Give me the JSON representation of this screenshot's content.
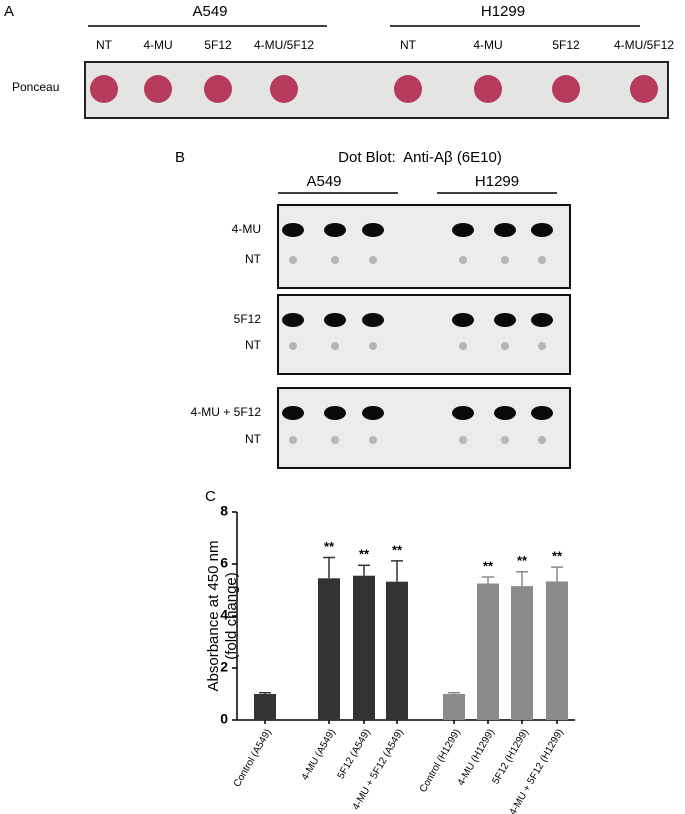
{
  "panel_a": {
    "letter": "A",
    "row_label": "Ponceau",
    "groups": [
      {
        "name": "A549",
        "lanes": [
          "NT",
          "4-MU",
          "5F12",
          "4-MU/5F12"
        ]
      },
      {
        "name": "H1299",
        "lanes": [
          "NT",
          "4-MU",
          "5F12",
          "4-MU/5F12"
        ]
      }
    ]
  },
  "panel_b": {
    "letter": "B",
    "title": "Dot Blot:  Anti-Aβ (6E10)",
    "groups": [
      "A549",
      "H1299"
    ],
    "blots": [
      {
        "rows": [
          "4-MU",
          "NT"
        ]
      },
      {
        "rows": [
          "5F12",
          "NT"
        ]
      },
      {
        "rows": [
          "4-MU + 5F12",
          "NT"
        ]
      }
    ]
  },
  "chart_data": {
    "type": "bar",
    "panel_label": "C",
    "y_label": [
      "Absorbance at 450 nm",
      "(fold change)"
    ],
    "categories": [
      "Control (A549)",
      "4-MU (A549)",
      "5F12 (A549)",
      "4-MU + 5F12 (A549)",
      "Control (H1299)",
      "4-MU (H1299)",
      "5F12 (H1299)",
      "4-MU + 5F12 (H1299)"
    ],
    "values": [
      1.0,
      5.45,
      5.55,
      5.32,
      1.0,
      5.25,
      5.15,
      5.33
    ],
    "errors": [
      0.05,
      0.8,
      0.4,
      0.8,
      0.05,
      0.25,
      0.55,
      0.55
    ],
    "colors": [
      "#333333",
      "#333333",
      "#333333",
      "#333333",
      "#8a8a8a",
      "#8a8a8a",
      "#8a8a8a",
      "#8a8a8a"
    ],
    "annotations": [
      null,
      "**",
      "**",
      "**",
      null,
      "**",
      "**",
      "**"
    ],
    "ylim": [
      0,
      8
    ],
    "yticks": [
      0,
      2,
      4,
      6,
      8
    ]
  }
}
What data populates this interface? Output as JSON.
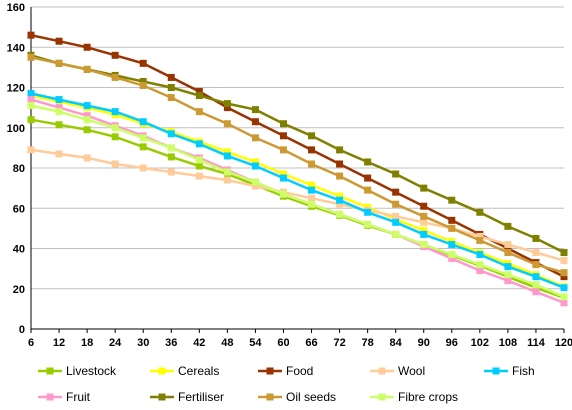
{
  "chart_data": {
    "type": "line",
    "x": [
      6,
      12,
      18,
      24,
      30,
      36,
      42,
      48,
      54,
      60,
      66,
      72,
      78,
      84,
      90,
      96,
      102,
      108,
      114,
      120
    ],
    "ylim": [
      0,
      160
    ],
    "yticks": [
      0,
      20,
      40,
      60,
      80,
      100,
      120,
      140,
      160
    ],
    "xlim": [
      6,
      120
    ],
    "grid": "horizontal",
    "legend_position": "bottom",
    "series": [
      {
        "name": "Livestock",
        "color": "#99CC00",
        "marker": "square",
        "values": [
          104,
          101.5,
          99,
          95.5,
          90.5,
          85.5,
          81,
          77,
          71.5,
          66,
          61,
          56.5,
          51.5,
          47,
          42,
          36.5,
          31.5,
          26,
          20.5,
          15.5
        ]
      },
      {
        "name": "Cereals",
        "color": "#FFFF00",
        "marker": "square",
        "values": [
          116,
          113,
          110,
          106.5,
          102,
          98,
          93,
          88,
          83,
          77,
          71.5,
          66,
          60.5,
          54.5,
          49,
          43.5,
          38,
          32.5,
          27,
          21
        ]
      },
      {
        "name": "Food",
        "color": "#993300",
        "marker": "square",
        "values": [
          146,
          143,
          140,
          136,
          132,
          125,
          118,
          110,
          103,
          96,
          89,
          82,
          75,
          68,
          61,
          54,
          47,
          40,
          33,
          26
        ]
      },
      {
        "name": "Wool",
        "color": "#FFCC99",
        "marker": "square",
        "values": [
          89,
          87,
          85,
          82,
          80,
          78,
          76,
          74,
          71,
          68,
          65,
          62,
          59,
          56,
          53,
          50,
          46,
          42,
          38,
          34
        ]
      },
      {
        "name": "Fish",
        "color": "#00CCFF",
        "marker": "square",
        "values": [
          117,
          114,
          111,
          108,
          103,
          97,
          92,
          86,
          81,
          75,
          69,
          64,
          58,
          53,
          47,
          42,
          37,
          31,
          26,
          20.5
        ]
      },
      {
        "name": "Fruit",
        "color": "#FF99CC",
        "marker": "square",
        "values": [
          114,
          110,
          106,
          101,
          96,
          90,
          85,
          79,
          73,
          67,
          62,
          57,
          52,
          47,
          41,
          35,
          29,
          24,
          18.5,
          13
        ]
      },
      {
        "name": "Fertiliser",
        "color": "#808000",
        "marker": "square",
        "values": [
          136,
          132,
          129,
          126,
          123,
          120,
          116,
          112,
          109,
          102,
          96,
          89,
          83,
          77,
          70,
          64,
          58,
          51,
          45,
          38
        ]
      },
      {
        "name": "Oil seeds",
        "color": "#CC9933",
        "marker": "square",
        "values": [
          135,
          132,
          129,
          125,
          121,
          115,
          108,
          102,
          95,
          89,
          82,
          76,
          69,
          62,
          56,
          50,
          44,
          38,
          32,
          28
        ]
      },
      {
        "name": "Fibre crops",
        "color": "#CCFF66",
        "marker": "square",
        "values": [
          111,
          108,
          104,
          100,
          95,
          90,
          84,
          78,
          73,
          67,
          62,
          57,
          52,
          47,
          42,
          37,
          32,
          27,
          22,
          16
        ]
      }
    ]
  }
}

########

EXERCISE TASK: Quote the preceding records in their entirety, excluding every picture.

RESPONSE TO THE TASK:
Give me the JSON representation of this screenshot's content.
{
  "panel_a": {
    "letter": "A",
    "row_label": "Ponceau",
    "groups": [
      {
        "name": "A549",
        "lanes": [
          "NT",
          "4-MU",
          "5F12",
          "4-MU/5F12"
        ]
      },
      {
        "name": "H1299",
        "lanes": [
          "NT",
          "4-MU",
          "5F12",
          "4-MU/5F12"
        ]
      }
    ]
  },
  "panel_b": {
    "letter": "B",
    "title": "Dot Blot:  Anti-Aβ (6E10)",
    "groups": [
      "A549",
      "H1299"
    ],
    "blots": [
      {
        "rows": [
          "4-MU",
          "NT"
        ]
      },
      {
        "rows": [
          "5F12",
          "NT"
        ]
      },
      {
        "rows": [
          "4-MU + 5F12",
          "NT"
        ]
      }
    ]
  },
  "chart_data": {
    "type": "bar",
    "panel_label": "C",
    "y_label": [
      "Absorbance at 450 nm",
      "(fold change)"
    ],
    "categories": [
      "Control (A549)",
      "4-MU (A549)",
      "5F12 (A549)",
      "4-MU + 5F12 (A549)",
      "Control (H1299)",
      "4-MU (H1299)",
      "5F12 (H1299)",
      "4-MU + 5F12 (H1299)"
    ],
    "values": [
      1.0,
      5.45,
      5.55,
      5.32,
      1.0,
      5.25,
      5.15,
      5.33
    ],
    "errors": [
      0.05,
      0.8,
      0.4,
      0.8,
      0.05,
      0.25,
      0.55,
      0.55
    ],
    "colors": [
      "#333333",
      "#333333",
      "#333333",
      "#333333",
      "#8a8a8a",
      "#8a8a8a",
      "#8a8a8a",
      "#8a8a8a"
    ],
    "annotations": [
      null,
      "**",
      "**",
      "**",
      null,
      "**",
      "**",
      "**"
    ],
    "ylim": [
      0,
      8
    ],
    "yticks": [
      0,
      2,
      4,
      6,
      8
    ]
  }
}
What data populates this interface? Output as JSON.
{
  "chart_data": {
    "type": "line",
    "x": [
      6,
      12,
      18,
      24,
      30,
      36,
      42,
      48,
      54,
      60,
      66,
      72,
      78,
      84,
      90,
      96,
      102,
      108,
      114,
      120
    ],
    "ylim": [
      0,
      160
    ],
    "yticks": [
      0,
      20,
      40,
      60,
      80,
      100,
      120,
      140,
      160
    ],
    "xlim": [
      6,
      120
    ],
    "grid": "horizontal",
    "legend_position": "bottom",
    "series": [
      {
        "name": "Livestock",
        "color": "#99CC00",
        "marker": "square",
        "values": [
          104,
          101.5,
          99,
          95.5,
          90.5,
          85.5,
          81,
          77,
          71.5,
          66,
          61,
          56.5,
          51.5,
          47,
          42,
          36.5,
          31.5,
          26,
          20.5,
          15.5
        ]
      },
      {
        "name": "Cereals",
        "color": "#FFFF00",
        "marker": "square",
        "values": [
          116,
          113,
          110,
          106.5,
          102,
          98,
          93,
          88,
          83,
          77,
          71.5,
          66,
          60.5,
          54.5,
          49,
          43.5,
          38,
          32.5,
          27,
          21
        ]
      },
      {
        "name": "Food",
        "color": "#993300",
        "marker": "square",
        "values": [
          146,
          143,
          140,
          136,
          132,
          125,
          118,
          110,
          103,
          96,
          89,
          82,
          75,
          68,
          61,
          54,
          47,
          40,
          33,
          26
        ]
      },
      {
        "name": "Wool",
        "color": "#FFCC99",
        "marker": "square",
        "values": [
          89,
          87,
          85,
          82,
          80,
          78,
          76,
          74,
          71,
          68,
          65,
          62,
          59,
          56,
          53,
          50,
          46,
          42,
          38,
          34
        ]
      },
      {
        "name": "Fish",
        "color": "#00CCFF",
        "marker": "square",
        "values": [
          117,
          114,
          111,
          108,
          103,
          97,
          92,
          86,
          81,
          75,
          69,
          64,
          58,
          53,
          47,
          42,
          37,
          31,
          26,
          20.5
        ]
      },
      {
        "name": "Fruit",
        "color": "#FF99CC",
        "marker": "square",
        "values": [
          114,
          110,
          106,
          101,
          96,
          90,
          85,
          79,
          73,
          67,
          62,
          57,
          52,
          47,
          41,
          35,
          29,
          24,
          18.5,
          13
        ]
      },
      {
        "name": "Fertiliser",
        "color": "#808000",
        "marker": "square",
        "values": [
          136,
          132,
          129,
          126,
          123,
          120,
          116,
          112,
          109,
          102,
          96,
          89,
          83,
          77,
          70,
          64,
          58,
          51,
          45,
          38
        ]
      },
      {
        "name": "Oil seeds",
        "color": "#CC9933",
        "marker": "square",
        "values": [
          135,
          132,
          129,
          125,
          121,
          115,
          108,
          102,
          95,
          89,
          82,
          76,
          69,
          62,
          56,
          50,
          44,
          38,
          32,
          28
        ]
      },
      {
        "name": "Fibre crops",
        "color": "#CCFF66",
        "marker": "square",
        "values": [
          111,
          108,
          104,
          100,
          95,
          90,
          84,
          78,
          73,
          67,
          62,
          57,
          52,
          47,
          42,
          37,
          32,
          27,
          22,
          16
        ]
      }
    ]
  }
}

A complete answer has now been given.